Give again, line for line, the records starting at the line containing "box-icon (48, 481, 73, 506)" and ending at the line containing "sidebar-item-admin[interactable]: Admin (29, 1214, 389, 1271)", including both.
== Extracted data ==
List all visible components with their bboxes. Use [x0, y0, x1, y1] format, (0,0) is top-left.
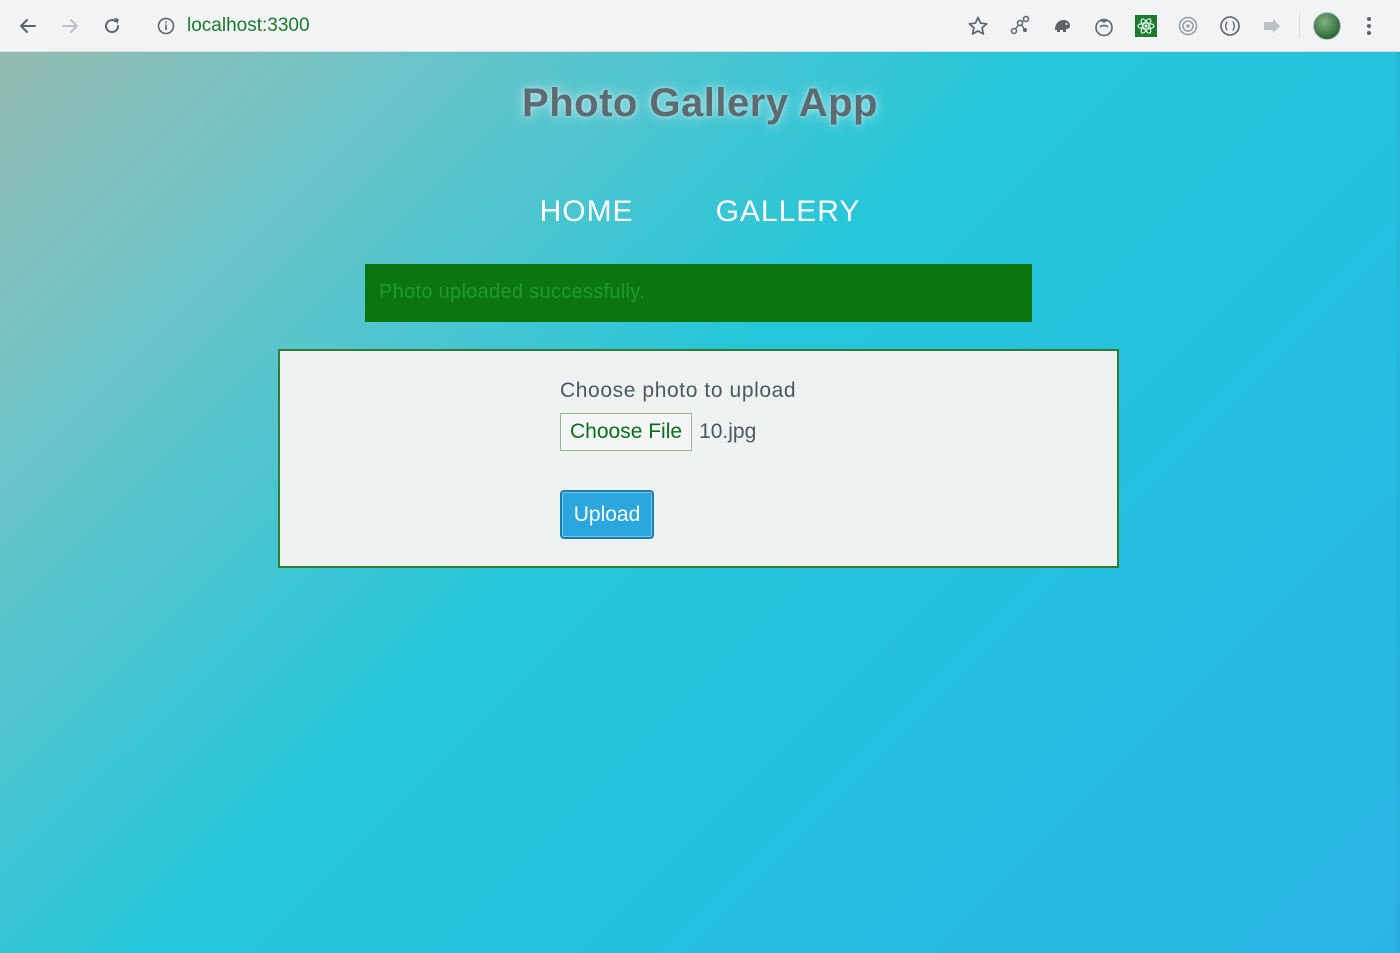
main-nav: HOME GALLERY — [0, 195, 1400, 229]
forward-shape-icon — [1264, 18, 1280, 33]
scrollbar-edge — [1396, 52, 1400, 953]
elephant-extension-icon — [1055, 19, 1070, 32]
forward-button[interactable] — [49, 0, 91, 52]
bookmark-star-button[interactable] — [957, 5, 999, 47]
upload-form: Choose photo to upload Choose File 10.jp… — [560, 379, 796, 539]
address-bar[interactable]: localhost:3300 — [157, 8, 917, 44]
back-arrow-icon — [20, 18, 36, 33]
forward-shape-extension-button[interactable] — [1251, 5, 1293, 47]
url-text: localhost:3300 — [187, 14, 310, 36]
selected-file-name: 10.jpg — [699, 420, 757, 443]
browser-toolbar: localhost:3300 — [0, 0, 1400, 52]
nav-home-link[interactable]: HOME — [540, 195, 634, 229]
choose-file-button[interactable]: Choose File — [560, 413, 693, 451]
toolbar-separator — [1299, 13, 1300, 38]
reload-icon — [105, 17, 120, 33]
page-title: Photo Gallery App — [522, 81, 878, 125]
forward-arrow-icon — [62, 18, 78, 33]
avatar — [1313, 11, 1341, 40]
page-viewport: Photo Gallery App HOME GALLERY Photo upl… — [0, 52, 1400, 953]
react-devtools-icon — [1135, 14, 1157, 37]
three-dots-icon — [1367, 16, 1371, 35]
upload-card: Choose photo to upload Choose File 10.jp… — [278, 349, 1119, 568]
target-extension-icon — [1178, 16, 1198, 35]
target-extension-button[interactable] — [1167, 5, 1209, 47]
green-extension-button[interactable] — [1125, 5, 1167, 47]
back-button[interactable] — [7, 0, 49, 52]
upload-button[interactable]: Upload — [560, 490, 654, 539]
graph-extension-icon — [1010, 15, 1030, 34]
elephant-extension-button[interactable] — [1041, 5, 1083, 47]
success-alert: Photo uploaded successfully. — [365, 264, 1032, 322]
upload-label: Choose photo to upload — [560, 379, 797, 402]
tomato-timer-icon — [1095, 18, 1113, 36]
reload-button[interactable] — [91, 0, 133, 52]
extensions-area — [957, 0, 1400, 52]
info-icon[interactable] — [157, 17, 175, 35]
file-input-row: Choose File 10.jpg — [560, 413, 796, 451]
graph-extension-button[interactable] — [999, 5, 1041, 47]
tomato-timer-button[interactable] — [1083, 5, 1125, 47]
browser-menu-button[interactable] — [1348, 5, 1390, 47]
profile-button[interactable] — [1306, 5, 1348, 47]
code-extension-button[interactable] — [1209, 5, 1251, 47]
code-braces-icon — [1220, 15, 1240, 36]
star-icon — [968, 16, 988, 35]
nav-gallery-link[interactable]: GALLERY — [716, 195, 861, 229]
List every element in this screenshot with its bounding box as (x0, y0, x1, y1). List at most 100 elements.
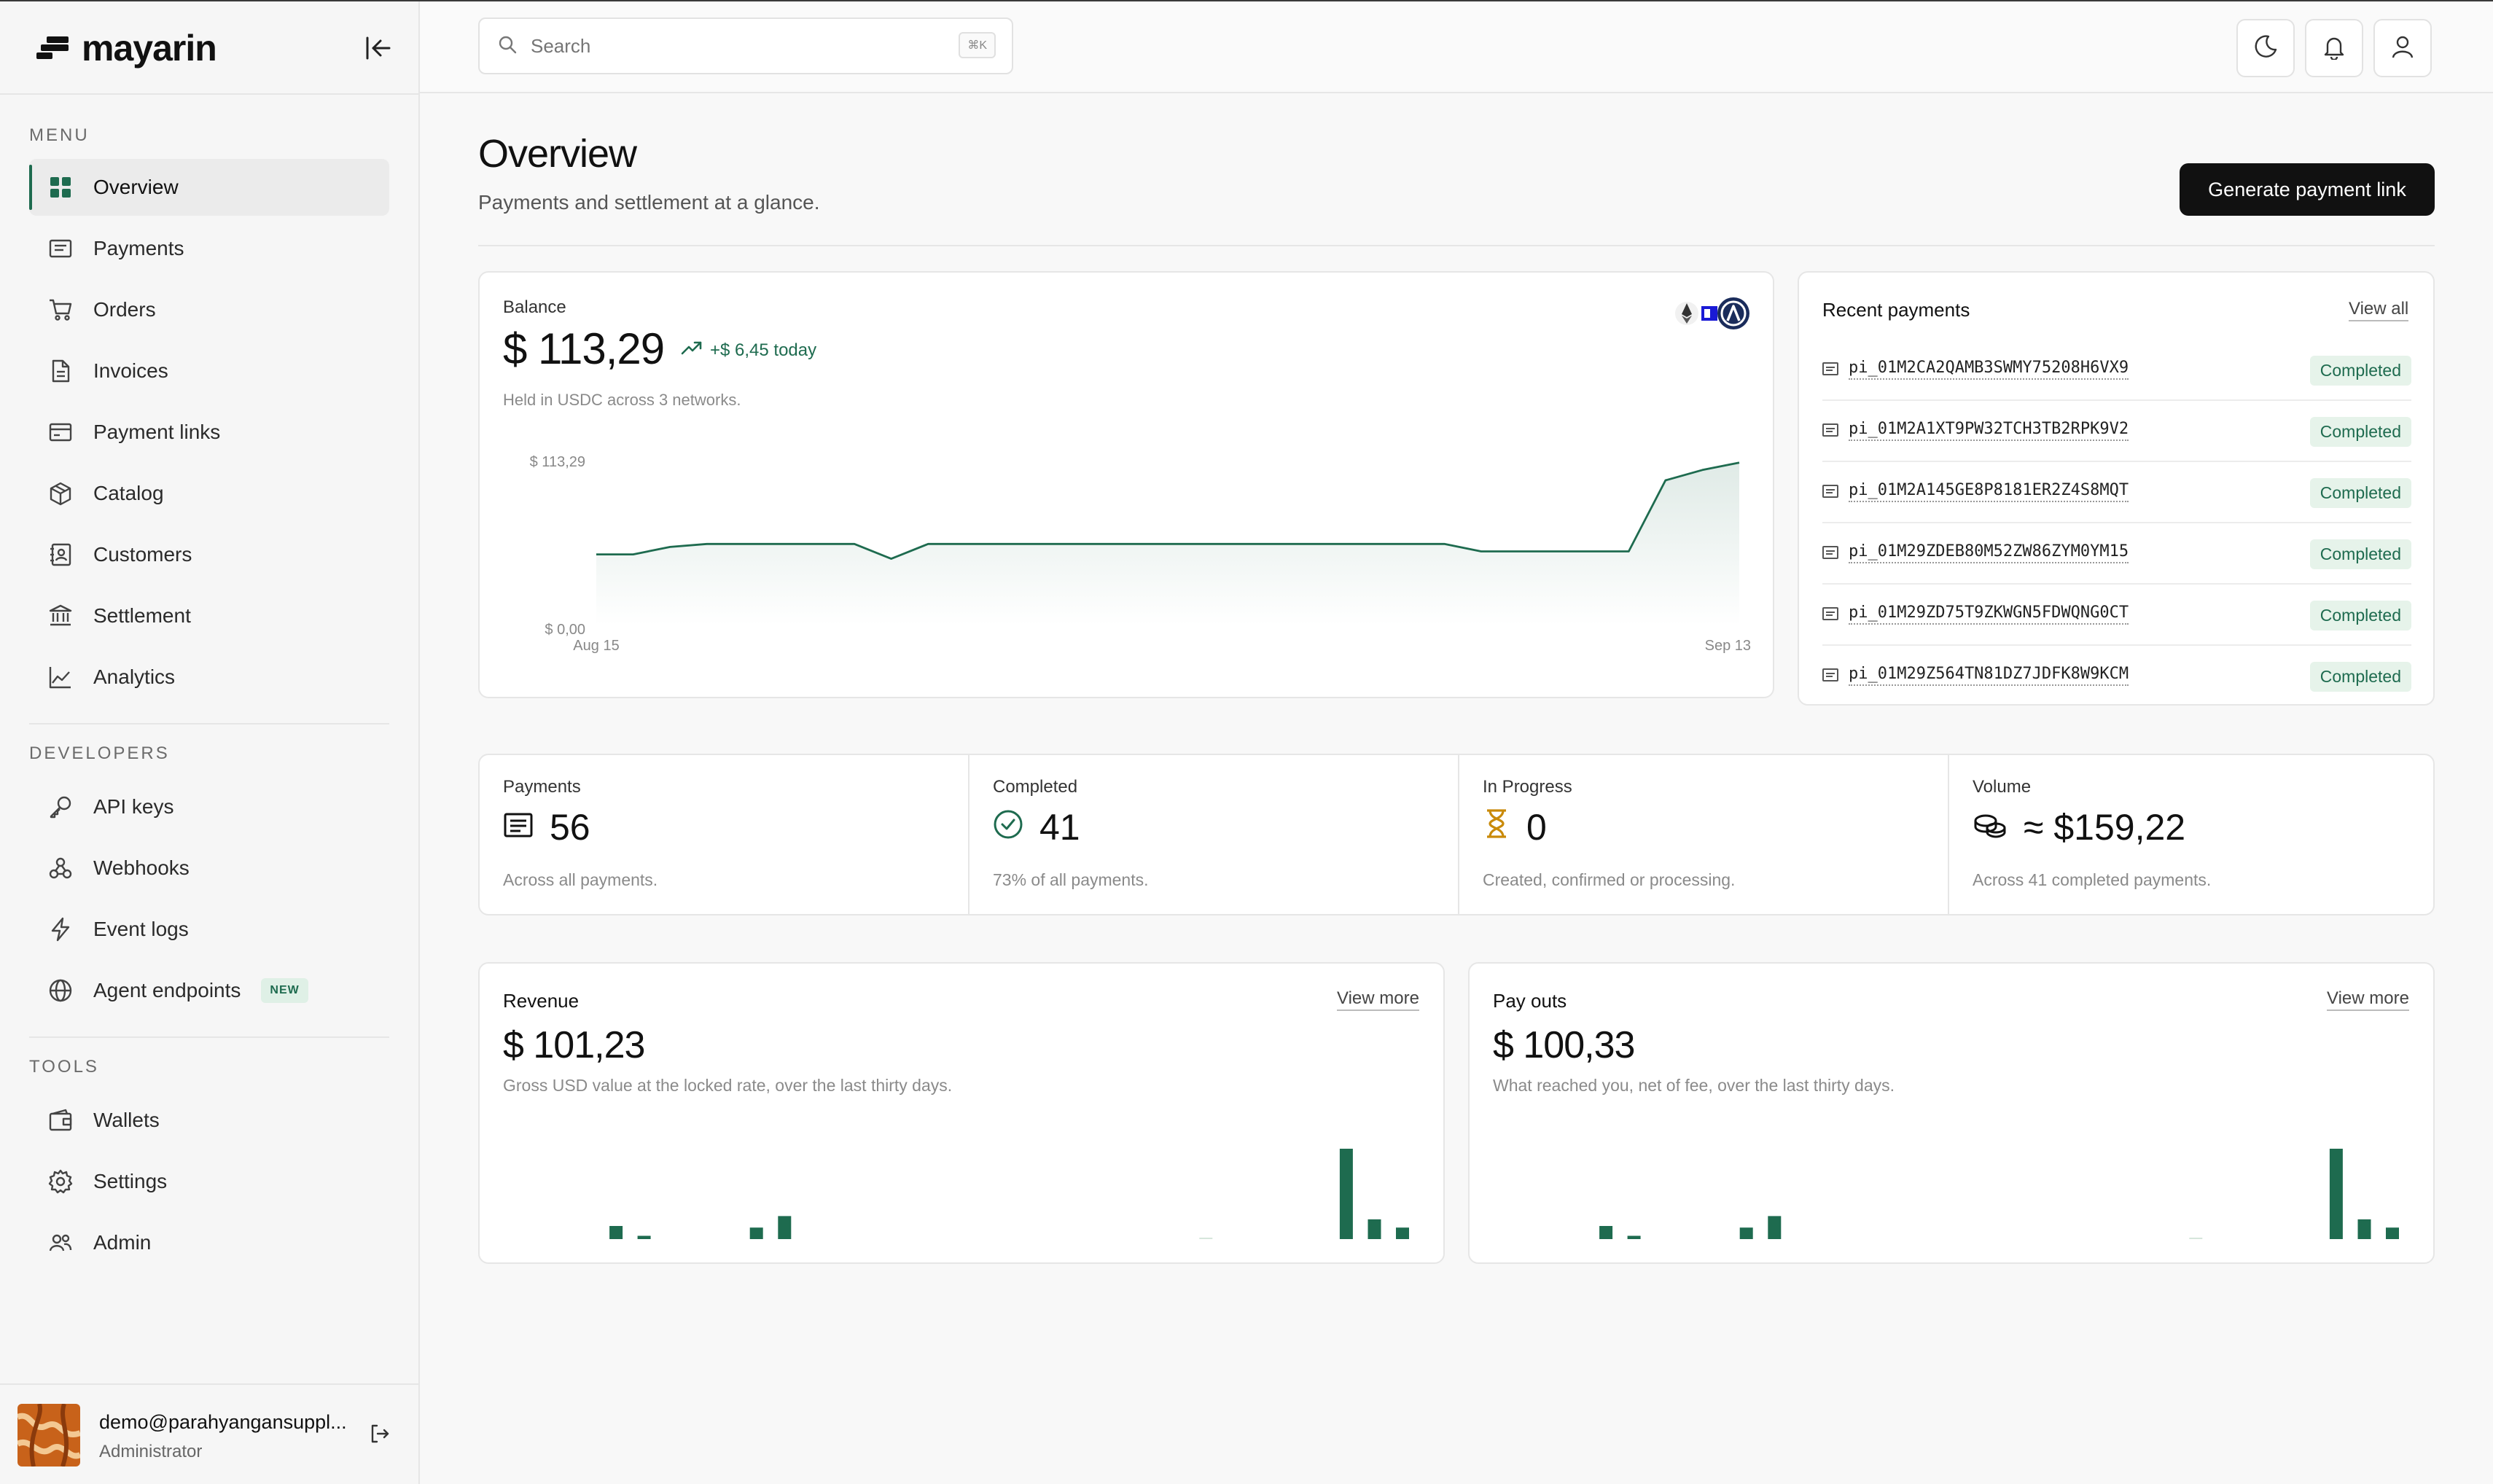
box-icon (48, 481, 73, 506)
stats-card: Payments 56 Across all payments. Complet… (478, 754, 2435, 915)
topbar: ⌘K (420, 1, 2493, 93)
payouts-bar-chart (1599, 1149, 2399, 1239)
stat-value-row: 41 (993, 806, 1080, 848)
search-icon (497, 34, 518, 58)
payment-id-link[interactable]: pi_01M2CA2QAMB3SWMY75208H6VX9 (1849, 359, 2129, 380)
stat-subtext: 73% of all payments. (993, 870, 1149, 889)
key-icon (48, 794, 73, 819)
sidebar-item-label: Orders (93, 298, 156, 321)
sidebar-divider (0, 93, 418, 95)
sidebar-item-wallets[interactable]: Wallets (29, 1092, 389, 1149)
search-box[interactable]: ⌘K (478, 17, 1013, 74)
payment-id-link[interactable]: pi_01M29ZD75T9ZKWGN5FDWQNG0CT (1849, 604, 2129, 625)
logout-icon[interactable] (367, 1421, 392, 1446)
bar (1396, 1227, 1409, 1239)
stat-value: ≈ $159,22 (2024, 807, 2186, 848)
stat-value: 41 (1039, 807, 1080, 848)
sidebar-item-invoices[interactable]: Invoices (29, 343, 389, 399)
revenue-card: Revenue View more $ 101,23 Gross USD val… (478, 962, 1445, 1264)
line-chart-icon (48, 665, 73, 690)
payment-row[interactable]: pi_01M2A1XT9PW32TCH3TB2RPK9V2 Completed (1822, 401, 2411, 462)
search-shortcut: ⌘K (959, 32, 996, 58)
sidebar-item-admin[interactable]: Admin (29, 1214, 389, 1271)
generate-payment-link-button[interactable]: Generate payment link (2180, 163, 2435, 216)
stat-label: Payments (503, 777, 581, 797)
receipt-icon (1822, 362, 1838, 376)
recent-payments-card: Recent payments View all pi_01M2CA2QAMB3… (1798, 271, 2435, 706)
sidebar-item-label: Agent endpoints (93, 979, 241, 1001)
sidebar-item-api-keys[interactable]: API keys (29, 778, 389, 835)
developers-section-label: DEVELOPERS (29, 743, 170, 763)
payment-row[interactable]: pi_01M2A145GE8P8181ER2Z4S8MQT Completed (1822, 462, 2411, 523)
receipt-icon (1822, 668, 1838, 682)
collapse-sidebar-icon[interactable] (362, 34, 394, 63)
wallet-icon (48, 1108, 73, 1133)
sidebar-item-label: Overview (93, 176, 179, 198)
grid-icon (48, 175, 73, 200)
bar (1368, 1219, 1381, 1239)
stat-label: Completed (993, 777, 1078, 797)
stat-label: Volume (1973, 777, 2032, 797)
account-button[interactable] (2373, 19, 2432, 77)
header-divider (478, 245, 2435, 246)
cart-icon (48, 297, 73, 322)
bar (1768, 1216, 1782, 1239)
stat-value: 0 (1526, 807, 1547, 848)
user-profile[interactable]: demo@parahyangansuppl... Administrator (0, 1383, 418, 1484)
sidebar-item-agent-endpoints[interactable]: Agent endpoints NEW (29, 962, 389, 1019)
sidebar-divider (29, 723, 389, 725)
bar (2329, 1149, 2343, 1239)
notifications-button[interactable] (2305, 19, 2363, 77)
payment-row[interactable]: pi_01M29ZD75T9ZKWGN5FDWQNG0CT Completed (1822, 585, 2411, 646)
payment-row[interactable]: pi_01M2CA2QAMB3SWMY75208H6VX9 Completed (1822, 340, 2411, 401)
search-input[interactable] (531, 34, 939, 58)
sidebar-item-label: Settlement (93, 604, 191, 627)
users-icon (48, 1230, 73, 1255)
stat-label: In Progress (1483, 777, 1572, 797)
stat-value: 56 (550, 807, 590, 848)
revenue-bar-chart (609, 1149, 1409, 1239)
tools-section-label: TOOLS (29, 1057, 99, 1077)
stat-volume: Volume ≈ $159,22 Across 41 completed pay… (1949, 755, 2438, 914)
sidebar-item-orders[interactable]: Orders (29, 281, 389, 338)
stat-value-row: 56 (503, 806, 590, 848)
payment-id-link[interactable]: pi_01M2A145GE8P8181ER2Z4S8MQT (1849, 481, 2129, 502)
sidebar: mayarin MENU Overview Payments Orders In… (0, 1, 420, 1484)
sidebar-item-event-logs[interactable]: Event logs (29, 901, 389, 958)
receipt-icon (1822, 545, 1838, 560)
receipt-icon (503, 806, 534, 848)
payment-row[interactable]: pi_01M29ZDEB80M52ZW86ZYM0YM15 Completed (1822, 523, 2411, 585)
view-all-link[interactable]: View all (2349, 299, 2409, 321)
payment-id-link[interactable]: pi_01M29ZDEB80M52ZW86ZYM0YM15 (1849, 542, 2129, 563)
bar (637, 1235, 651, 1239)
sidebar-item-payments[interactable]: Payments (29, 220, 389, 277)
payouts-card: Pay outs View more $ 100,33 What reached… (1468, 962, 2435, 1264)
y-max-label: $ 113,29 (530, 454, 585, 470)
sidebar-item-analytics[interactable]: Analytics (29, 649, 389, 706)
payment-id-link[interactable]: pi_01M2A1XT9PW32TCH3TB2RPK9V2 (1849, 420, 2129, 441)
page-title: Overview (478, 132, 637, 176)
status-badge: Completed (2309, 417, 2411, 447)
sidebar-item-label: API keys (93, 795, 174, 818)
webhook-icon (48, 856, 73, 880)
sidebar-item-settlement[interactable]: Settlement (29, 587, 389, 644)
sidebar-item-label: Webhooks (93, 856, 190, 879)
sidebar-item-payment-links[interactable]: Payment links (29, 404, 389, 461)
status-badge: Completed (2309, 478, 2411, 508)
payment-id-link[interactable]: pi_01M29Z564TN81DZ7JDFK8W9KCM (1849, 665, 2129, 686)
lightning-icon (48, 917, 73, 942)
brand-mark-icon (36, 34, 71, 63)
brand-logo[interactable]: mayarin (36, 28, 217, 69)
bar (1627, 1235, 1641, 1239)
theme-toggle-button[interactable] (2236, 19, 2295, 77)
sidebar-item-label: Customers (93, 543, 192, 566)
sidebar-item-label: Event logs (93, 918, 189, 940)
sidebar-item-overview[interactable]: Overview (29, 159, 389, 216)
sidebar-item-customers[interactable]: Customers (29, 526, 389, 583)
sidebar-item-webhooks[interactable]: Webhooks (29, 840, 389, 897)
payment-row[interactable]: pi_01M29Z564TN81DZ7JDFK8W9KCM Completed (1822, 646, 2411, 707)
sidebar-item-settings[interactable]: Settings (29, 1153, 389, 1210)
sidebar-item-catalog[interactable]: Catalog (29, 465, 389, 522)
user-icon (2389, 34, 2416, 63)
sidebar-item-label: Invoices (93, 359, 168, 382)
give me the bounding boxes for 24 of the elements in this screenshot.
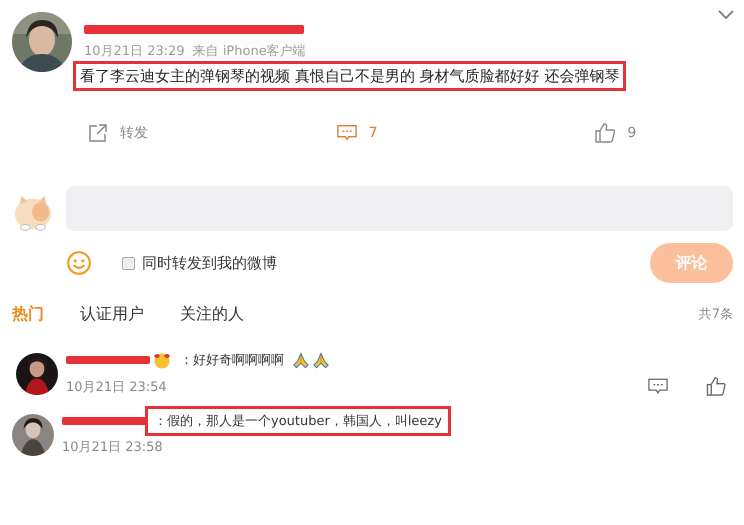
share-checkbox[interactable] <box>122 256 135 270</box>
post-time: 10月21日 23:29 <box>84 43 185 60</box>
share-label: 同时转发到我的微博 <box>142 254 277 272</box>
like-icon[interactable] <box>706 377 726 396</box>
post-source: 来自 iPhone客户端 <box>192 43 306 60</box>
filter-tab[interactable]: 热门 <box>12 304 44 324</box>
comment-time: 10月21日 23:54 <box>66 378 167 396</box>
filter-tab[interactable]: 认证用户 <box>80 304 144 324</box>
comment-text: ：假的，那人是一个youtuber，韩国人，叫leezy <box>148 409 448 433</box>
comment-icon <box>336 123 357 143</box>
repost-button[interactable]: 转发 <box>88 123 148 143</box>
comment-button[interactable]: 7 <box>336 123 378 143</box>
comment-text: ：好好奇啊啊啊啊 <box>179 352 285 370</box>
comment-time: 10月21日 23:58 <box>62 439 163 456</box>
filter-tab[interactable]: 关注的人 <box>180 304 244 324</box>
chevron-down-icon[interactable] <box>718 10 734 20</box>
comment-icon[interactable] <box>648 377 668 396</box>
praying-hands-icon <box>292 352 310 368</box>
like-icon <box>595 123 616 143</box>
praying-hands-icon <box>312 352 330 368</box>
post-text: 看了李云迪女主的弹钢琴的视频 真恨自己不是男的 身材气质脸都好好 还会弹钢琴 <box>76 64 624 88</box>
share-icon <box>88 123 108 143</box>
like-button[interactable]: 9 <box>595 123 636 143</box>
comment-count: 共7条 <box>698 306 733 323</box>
===
Response to the task.
box-icon (48, 481, 73, 506)
stats-card: Payments 56 Across all payments. Complet… (478, 754, 2435, 915)
topbar: ⌘K (420, 1, 2493, 93)
payouts-bar-chart (1599, 1149, 2399, 1239)
stat-value-row: 41 (993, 806, 1080, 848)
search-icon (497, 34, 518, 58)
payment-id-link[interactable]: pi_01M2CA2QAMB3SWMY75208H6VX9 (1849, 359, 2129, 380)
stat-subtext: 73% of all payments. (993, 870, 1149, 889)
key-icon (48, 794, 73, 819)
sidebar-item-label: Orders (93, 298, 156, 321)
sidebar-divider (0, 93, 418, 95)
sidebar-item-wallets[interactable]: Wallets (29, 1092, 389, 1149)
search-box[interactable]: ⌘K (478, 17, 1013, 74)
payment-id-link[interactable]: pi_01M29ZD75T9ZKWGN5FDWQNG0CT (1849, 604, 2129, 625)
logout-icon[interactable] (367, 1421, 392, 1446)
bar (1396, 1227, 1409, 1239)
stat-value: ≈ $159,22 (2024, 807, 2186, 848)
stat-value: 41 (1039, 807, 1080, 848)
sidebar-item-invoices[interactable]: Invoices (29, 343, 389, 399)
revenue-card: Revenue View more $ 101,23 Gross USD val… (478, 962, 1445, 1264)
line-chart-icon (48, 665, 73, 690)
payment-row[interactable]: pi_01M2A1XT9PW32TCH3TB2RPK9V2 Completed (1822, 401, 2411, 462)
search-shortcut: ⌘K (959, 32, 996, 58)
sidebar-item-admin[interactable]: Admin (29, 1214, 389, 1271)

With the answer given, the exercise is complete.